> _WHAT YOU WILL DO_:
Within the material below, find each line bearing the word "these" and present it.

> _Data records_:
════

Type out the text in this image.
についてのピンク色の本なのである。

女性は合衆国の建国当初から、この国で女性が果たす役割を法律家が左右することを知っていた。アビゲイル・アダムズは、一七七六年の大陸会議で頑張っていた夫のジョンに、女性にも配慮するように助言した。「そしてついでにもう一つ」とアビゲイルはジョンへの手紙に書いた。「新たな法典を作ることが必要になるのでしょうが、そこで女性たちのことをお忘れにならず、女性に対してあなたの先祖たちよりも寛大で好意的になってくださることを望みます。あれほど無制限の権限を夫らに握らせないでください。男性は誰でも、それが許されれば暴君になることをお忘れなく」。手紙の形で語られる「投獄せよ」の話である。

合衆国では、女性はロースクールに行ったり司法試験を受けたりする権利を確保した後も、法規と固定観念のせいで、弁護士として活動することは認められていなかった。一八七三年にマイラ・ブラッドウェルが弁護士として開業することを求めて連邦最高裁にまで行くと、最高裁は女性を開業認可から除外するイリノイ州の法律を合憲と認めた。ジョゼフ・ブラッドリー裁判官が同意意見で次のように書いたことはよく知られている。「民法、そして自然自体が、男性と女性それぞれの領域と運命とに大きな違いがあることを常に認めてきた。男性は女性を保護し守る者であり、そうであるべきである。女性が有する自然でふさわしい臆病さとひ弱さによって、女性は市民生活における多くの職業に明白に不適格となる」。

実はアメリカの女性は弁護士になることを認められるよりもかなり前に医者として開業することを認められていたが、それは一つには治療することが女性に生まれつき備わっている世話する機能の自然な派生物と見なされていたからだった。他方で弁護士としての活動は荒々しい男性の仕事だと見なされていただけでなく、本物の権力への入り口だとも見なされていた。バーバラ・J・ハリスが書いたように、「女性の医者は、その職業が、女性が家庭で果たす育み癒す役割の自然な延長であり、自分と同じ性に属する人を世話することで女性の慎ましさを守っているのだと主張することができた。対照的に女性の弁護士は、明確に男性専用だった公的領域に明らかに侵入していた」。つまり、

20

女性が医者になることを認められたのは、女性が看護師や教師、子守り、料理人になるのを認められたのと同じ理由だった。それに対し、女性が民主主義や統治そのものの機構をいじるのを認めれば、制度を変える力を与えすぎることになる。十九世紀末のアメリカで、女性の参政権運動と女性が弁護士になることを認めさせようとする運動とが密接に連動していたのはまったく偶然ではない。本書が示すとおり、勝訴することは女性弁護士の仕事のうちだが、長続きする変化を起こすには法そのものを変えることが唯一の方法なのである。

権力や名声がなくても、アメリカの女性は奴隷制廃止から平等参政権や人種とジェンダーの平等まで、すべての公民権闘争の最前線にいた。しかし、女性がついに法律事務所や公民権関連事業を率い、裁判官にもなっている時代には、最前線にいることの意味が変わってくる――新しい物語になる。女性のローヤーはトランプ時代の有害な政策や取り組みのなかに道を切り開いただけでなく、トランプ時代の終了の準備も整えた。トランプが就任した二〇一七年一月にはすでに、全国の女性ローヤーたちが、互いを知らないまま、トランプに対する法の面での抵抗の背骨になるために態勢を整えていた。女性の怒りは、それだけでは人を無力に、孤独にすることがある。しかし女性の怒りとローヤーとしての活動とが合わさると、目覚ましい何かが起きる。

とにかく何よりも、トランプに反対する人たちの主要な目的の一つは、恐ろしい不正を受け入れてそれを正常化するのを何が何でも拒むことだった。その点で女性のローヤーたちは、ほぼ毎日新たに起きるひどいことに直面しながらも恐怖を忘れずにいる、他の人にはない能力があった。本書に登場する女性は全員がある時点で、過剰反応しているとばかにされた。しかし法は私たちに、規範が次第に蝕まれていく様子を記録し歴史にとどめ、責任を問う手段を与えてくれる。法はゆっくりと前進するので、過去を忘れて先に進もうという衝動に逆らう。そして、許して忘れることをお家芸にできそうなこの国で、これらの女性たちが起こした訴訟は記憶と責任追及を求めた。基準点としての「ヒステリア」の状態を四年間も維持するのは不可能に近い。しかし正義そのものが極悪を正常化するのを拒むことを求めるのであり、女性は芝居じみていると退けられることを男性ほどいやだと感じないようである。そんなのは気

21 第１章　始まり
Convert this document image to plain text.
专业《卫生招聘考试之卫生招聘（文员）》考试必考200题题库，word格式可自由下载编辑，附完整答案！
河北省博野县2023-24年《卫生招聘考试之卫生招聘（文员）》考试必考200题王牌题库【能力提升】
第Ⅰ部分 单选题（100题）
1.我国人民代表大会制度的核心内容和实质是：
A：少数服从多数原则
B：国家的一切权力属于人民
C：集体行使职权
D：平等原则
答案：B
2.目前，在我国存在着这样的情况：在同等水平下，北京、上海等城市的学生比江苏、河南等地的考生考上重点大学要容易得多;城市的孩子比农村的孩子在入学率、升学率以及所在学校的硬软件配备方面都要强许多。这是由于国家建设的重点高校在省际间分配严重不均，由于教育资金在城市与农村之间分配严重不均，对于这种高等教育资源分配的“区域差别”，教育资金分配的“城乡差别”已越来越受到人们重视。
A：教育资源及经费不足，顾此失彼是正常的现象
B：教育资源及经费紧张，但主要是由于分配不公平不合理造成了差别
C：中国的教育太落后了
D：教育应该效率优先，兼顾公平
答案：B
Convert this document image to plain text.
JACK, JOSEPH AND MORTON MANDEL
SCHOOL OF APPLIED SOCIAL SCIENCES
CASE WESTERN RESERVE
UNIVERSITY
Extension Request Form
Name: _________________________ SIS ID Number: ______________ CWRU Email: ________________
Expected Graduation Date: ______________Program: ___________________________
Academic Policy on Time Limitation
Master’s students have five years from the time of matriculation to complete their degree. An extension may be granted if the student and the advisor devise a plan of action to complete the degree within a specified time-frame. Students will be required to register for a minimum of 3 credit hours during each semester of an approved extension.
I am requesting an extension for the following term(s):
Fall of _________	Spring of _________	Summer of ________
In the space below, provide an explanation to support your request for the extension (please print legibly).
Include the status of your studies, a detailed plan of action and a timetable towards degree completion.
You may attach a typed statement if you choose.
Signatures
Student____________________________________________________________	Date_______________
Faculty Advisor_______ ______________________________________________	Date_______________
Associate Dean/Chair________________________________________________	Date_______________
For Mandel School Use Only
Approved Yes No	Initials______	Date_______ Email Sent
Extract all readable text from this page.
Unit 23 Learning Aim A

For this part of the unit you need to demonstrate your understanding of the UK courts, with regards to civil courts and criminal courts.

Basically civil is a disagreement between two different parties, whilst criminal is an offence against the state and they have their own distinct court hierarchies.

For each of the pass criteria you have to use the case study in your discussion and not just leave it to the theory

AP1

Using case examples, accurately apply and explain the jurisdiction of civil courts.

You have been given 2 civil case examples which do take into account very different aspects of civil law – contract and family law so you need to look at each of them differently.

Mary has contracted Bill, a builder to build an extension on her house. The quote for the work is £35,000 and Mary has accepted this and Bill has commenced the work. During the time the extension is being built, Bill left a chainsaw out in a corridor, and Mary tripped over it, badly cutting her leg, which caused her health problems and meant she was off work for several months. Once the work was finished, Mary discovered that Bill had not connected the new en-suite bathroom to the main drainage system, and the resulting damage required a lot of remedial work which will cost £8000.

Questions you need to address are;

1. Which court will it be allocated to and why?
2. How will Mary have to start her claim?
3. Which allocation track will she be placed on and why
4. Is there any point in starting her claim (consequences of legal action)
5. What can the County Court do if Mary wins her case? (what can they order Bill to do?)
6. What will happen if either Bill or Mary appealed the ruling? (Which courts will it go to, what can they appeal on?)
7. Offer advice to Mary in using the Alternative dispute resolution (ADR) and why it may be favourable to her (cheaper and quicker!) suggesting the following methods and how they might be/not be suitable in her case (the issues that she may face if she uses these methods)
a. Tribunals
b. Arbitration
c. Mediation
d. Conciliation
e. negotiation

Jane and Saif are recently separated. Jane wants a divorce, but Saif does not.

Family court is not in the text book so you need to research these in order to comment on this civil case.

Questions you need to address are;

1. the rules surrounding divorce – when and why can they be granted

════

> _RESPONSE_:
7. Offer advice to Mary in using the Alternative dispute resolution (ADR) and why it may be favourable to her (cheaper and quicker!) suggesting the following methods and how they might be/not be suitable in her case (the issues that she may face if she uses these methods)
Family court is not in the text book so you need to research these in order to comment on this civil case.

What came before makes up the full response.